--- WHAT THE EXERCISE ASKS ---
Could you print every record below exactly as it appears?

----- RECORD EXCERPTS -----

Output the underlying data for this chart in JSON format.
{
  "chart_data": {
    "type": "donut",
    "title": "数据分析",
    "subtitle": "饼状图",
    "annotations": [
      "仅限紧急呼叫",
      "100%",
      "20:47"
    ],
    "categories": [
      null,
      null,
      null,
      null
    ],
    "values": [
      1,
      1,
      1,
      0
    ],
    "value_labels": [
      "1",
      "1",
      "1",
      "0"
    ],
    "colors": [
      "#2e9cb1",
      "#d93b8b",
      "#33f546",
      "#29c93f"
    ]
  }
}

-----

--- REPLY TO THE EXERCISE ---
Output the underlying data for this chart in JSON format.
{
  "chart_data": {
    "type": "donut",
    "title": "数据分析",
    "subtitle": "饼状图",
    "annotations": [
      "仅限紧急呼叫",
      "100%",
      "20:47"
    ],
    "categories": [
      null,
      null,
      null,
      null
    ],
    "values": [
      1,
      1,
      1,
      0
    ],
    "value_labels": [
      "1",
      "1",
      "1",
      "0"
    ],
    "colors": [
      "#2e9cb1",
      "#d93b8b",
      "#33f546",
      "#29c93f"
    ]
  }
}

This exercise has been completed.